BEGIN Record extracts

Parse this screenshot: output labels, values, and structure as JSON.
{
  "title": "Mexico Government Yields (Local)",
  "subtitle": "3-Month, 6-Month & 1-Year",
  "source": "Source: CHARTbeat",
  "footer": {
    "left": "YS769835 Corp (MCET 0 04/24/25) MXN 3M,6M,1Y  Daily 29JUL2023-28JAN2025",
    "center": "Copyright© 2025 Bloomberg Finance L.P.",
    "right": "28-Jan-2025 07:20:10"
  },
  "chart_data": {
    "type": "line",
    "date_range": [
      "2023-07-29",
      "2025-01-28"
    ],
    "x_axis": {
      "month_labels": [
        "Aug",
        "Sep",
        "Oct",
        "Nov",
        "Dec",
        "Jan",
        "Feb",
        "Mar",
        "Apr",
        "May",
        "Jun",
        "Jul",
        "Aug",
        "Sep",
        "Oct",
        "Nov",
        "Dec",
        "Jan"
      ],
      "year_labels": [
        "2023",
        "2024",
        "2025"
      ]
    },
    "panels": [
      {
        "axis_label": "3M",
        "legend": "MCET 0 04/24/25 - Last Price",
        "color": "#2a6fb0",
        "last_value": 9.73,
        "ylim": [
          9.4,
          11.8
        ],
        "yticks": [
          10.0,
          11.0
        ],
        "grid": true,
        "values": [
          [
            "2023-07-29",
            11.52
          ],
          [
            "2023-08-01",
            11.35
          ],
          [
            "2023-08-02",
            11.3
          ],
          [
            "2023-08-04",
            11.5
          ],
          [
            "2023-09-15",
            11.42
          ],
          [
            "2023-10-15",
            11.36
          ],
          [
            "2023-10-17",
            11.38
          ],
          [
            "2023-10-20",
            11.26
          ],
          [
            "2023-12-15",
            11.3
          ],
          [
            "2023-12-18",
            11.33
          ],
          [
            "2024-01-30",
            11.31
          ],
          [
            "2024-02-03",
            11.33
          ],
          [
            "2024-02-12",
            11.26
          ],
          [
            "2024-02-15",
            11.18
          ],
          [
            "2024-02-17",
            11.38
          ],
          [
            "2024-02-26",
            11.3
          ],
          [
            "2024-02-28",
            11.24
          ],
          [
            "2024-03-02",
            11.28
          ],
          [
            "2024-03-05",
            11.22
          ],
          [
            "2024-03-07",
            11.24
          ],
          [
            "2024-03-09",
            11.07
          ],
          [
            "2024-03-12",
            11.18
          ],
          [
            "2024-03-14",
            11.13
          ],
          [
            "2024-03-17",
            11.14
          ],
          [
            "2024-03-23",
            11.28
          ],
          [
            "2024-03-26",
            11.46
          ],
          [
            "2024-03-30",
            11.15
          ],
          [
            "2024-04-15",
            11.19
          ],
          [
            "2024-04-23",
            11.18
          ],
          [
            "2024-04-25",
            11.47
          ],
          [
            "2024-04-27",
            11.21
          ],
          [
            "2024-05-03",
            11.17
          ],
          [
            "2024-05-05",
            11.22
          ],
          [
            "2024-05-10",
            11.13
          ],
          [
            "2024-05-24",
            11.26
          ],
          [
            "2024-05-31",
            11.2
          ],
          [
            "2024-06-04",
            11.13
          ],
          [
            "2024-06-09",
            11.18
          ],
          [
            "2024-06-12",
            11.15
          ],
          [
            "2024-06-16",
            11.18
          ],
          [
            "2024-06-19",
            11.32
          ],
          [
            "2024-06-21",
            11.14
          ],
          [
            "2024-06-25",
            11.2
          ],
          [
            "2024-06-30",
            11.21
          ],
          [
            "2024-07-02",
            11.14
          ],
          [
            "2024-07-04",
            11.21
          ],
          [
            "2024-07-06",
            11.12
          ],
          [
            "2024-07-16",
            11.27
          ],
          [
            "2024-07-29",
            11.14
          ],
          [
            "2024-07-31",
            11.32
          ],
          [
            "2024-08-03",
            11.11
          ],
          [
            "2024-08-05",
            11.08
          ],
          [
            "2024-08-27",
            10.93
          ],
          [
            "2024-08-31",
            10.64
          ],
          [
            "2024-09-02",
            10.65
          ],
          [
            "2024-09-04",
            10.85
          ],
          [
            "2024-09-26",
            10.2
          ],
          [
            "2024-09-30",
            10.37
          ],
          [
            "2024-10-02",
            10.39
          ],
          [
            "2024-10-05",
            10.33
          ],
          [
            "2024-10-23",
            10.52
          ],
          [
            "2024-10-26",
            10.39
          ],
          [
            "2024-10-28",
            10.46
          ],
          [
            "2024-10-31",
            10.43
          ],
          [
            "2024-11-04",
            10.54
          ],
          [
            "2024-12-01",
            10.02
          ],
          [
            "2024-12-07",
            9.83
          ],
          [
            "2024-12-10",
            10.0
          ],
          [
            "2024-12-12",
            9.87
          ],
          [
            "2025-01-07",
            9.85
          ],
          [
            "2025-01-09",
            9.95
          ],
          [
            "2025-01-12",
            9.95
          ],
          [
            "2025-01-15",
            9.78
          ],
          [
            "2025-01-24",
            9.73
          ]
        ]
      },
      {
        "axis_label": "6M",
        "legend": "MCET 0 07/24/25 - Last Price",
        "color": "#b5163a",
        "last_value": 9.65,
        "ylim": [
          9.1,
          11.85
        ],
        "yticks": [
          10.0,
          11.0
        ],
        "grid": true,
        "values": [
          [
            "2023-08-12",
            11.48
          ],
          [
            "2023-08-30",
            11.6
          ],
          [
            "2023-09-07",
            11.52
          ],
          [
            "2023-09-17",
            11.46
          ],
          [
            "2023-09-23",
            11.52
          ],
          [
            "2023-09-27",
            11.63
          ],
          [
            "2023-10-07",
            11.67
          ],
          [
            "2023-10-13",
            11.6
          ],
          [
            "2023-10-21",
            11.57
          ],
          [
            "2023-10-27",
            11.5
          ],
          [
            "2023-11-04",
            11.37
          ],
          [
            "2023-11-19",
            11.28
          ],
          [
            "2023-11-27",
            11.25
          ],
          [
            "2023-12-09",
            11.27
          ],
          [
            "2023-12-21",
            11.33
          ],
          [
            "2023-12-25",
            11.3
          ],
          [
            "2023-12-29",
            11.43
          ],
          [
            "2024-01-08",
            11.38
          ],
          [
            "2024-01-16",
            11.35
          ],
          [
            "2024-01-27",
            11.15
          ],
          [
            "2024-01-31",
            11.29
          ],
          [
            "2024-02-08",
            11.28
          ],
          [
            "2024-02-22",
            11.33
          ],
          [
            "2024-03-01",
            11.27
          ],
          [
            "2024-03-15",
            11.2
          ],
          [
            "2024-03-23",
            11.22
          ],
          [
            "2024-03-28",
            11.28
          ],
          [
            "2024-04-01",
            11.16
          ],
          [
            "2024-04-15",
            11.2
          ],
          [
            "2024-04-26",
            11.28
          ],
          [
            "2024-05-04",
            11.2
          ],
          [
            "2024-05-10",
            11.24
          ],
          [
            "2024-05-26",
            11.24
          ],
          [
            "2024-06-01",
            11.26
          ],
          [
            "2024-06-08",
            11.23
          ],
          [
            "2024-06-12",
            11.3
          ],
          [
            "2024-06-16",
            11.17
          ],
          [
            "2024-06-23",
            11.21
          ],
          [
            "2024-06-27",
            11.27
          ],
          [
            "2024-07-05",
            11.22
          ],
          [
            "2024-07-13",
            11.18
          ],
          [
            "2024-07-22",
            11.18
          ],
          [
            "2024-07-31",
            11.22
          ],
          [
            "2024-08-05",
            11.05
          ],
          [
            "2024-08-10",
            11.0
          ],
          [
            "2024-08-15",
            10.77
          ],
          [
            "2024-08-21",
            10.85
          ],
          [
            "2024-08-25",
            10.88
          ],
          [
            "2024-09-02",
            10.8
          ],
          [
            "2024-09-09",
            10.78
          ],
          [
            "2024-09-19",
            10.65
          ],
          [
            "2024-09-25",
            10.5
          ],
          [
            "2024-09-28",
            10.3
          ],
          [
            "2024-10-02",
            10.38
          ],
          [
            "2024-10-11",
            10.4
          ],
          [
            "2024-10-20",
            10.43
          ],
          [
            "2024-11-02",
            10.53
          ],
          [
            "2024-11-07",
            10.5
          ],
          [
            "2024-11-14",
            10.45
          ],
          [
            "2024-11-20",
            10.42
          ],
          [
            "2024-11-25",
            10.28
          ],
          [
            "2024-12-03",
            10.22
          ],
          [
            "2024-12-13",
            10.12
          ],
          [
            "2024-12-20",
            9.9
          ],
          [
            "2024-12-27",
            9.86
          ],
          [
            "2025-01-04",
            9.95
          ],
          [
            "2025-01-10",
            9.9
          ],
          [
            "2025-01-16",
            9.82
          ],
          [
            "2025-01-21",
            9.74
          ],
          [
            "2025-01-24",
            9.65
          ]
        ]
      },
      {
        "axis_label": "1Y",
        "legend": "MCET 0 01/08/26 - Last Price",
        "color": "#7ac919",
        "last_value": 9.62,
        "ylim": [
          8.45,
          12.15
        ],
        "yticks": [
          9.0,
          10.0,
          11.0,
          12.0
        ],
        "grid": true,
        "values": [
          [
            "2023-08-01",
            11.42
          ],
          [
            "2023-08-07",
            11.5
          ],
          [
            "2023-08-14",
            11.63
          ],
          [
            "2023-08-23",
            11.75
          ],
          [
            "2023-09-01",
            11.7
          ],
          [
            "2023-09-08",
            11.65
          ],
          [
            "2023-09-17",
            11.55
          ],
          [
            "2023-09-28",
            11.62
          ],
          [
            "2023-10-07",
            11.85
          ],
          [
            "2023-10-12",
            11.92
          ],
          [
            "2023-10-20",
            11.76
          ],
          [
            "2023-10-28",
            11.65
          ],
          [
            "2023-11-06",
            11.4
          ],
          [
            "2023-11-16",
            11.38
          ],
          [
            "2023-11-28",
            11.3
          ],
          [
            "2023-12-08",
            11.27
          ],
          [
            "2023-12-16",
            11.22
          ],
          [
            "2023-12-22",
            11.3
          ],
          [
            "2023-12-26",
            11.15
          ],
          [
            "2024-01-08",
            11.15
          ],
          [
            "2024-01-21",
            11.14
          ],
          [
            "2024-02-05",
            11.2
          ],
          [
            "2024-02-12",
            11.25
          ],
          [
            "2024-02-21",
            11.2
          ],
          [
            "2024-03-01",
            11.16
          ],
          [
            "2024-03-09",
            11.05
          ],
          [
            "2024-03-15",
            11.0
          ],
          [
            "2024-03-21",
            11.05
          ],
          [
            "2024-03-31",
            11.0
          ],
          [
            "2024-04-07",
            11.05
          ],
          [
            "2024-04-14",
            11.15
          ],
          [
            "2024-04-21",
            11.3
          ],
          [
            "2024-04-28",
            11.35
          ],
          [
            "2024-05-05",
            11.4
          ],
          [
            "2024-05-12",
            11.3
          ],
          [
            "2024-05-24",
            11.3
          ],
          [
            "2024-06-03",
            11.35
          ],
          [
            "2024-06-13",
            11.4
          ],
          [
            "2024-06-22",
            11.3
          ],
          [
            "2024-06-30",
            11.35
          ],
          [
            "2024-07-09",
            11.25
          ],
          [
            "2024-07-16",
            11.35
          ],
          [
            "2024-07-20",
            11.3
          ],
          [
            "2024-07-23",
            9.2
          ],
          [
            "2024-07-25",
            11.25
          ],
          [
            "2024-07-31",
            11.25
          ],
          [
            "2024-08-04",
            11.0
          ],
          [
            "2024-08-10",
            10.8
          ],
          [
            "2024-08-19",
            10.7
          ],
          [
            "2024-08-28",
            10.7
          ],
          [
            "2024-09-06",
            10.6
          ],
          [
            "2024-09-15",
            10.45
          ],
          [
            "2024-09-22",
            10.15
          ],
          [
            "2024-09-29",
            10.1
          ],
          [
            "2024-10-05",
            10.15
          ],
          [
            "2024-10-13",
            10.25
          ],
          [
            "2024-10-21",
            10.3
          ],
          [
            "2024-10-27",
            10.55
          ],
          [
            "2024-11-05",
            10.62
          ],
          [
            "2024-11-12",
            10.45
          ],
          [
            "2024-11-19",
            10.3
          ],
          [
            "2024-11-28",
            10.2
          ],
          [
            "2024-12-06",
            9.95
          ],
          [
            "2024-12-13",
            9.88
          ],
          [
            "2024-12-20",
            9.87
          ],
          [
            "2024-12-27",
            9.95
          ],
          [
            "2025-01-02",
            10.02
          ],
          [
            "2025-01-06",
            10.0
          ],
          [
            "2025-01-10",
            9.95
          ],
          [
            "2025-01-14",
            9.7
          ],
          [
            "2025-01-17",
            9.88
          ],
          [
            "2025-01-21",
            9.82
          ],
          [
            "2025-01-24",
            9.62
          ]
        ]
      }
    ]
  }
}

END Record extracts

• [Task goal] Identify the lines that hold the word "color". Copy every one of them.

• [Response below]
        "color": "#2a6fb0",
        "color": "#b5163a",
        "color": "#7ac919",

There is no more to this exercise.